Data supplied
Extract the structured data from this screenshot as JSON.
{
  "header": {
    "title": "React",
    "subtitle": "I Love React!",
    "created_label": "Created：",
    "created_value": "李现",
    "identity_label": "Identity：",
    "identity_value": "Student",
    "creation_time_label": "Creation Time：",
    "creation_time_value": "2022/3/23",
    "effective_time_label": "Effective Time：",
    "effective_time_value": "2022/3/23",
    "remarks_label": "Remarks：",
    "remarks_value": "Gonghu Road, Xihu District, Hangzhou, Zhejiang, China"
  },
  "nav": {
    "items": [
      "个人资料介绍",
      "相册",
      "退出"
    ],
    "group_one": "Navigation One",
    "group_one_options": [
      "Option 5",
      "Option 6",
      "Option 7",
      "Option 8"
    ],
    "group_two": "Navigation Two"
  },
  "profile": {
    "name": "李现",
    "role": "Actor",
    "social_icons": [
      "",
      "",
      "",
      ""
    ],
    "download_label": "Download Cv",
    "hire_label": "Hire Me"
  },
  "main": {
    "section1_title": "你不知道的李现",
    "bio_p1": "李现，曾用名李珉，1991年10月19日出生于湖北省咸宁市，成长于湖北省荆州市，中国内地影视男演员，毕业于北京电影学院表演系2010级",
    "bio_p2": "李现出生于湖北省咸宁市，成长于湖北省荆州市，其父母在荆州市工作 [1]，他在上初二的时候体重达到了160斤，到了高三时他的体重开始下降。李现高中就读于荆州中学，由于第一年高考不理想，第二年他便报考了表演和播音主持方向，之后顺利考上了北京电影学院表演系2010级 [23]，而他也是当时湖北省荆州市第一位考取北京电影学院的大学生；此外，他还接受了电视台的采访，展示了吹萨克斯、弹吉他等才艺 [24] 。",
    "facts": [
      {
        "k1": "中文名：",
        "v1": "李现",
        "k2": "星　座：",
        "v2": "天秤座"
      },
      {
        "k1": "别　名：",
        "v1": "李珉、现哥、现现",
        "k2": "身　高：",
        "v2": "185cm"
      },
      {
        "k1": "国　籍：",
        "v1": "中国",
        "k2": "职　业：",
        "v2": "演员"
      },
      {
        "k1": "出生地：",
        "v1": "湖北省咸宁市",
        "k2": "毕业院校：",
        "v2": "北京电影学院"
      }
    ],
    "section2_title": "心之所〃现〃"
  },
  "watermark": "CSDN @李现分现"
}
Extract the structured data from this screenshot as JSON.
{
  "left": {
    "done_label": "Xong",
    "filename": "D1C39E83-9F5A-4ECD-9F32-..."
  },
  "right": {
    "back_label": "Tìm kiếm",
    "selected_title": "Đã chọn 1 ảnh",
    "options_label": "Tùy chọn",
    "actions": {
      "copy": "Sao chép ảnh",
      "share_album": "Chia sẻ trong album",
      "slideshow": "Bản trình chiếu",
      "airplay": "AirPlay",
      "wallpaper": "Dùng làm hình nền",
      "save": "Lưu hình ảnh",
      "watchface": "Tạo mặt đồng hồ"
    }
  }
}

Given request
Give back all the records exactly as they stand.

Solution to this exercise
Extract the structured data from this screenshot as JSON.
{
  "header": {
    "title": "React",
    "subtitle": "I Love React!",
    "created_label": "Created：",
    "created_value": "李现",
    "identity_label": "Identity：",
    "identity_value": "Student",
    "creation_time_label": "Creation Time：",
    "creation_time_value": "2022/3/23",
    "effective_time_label": "Effective Time：",
    "effective_time_value": "2022/3/23",
    "remarks_label": "Remarks：",
    "remarks_value": "Gonghu Road, Xihu District, Hangzhou, Zhejiang, China"
  },
  "nav": {
    "items": [
      "个人资料介绍",
      "相册",
      "退出"
    ],
    "group_one": "Navigation One",
    "group_one_options": [
      "Option 5",
      "Option 6",
      "Option 7",
      "Option 8"
    ],
    "group_two": "Navigation Two"
  },
  "profile": {
    "name": "李现",
    "role": "Actor",
    "social_icons": [
      "",
      "",
      "",
      ""
    ],
    "download_label": "Download Cv",
    "hire_label": "Hire Me"
  },
  "main": {
    "section1_title": "你不知道的李现",
    "bio_p1": "李现，曾用名李珉，1991年10月19日出生于湖北省咸宁市，成长于湖北省荆州市，中国内地影视男演员，毕业于北京电影学院表演系2010级",
    "bio_p2": "李现出生于湖北省咸宁市，成长于湖北省荆州市，其父母在荆州市工作 [1]，他在上初二的时候体重达到了160斤，到了高三时他的体重开始下降。李现高中就读于荆州中学，由于第一年高考不理想，第二年他便报考了表演和播音主持方向，之后顺利考上了北京电影学院表演系2010级 [23]，而他也是当时湖北省荆州市第一位考取北京电影学院的大学生；此外，他还接受了电视台的采访，展示了吹萨克斯、弹吉他等才艺 [24] 。",
    "facts": [
      {
        "k1": "中文名：",
        "v1": "李现",
        "k2": "星　座：",
        "v2": "天秤座"
      },
      {
        "k1": "别　名：",
        "v1": "李珉、现哥、现现",
        "k2": "身　高：",
        "v2": "185cm"
      },
      {
        "k1": "国　籍：",
        "v1": "中国",
        "k2": "职　业：",
        "v2": "演员"
      },
      {
        "k1": "出生地：",
        "v1": "湖北省咸宁市",
        "k2": "毕业院校：",
        "v2": "北京电影学院"
      }
    ],
    "section2_title": "心之所〃现〃"
  },
  "watermark": "CSDN @李现分现"
}
Extract the structured data from this screenshot as JSON.
{
  "left": {
    "done_label": "Xong",
    "filename": "D1C39E83-9F5A-4ECD-9F32-..."
  },
  "right": {
    "back_label": "Tìm kiếm",
    "selected_title": "Đã chọn 1 ảnh",
    "options_label": "Tùy chọn",
    "actions": {
      "copy": "Sao chép ảnh",
      "share_album": "Chia sẻ trong album",
      "slideshow": "Bản trình chiếu",
      "airplay": "AirPlay",
      "wallpaper": "Dùng làm hình nền",
      "save": "Lưu hình ảnh",
      "watchface": "Tạo mặt đồng hồ"
    }
  }
}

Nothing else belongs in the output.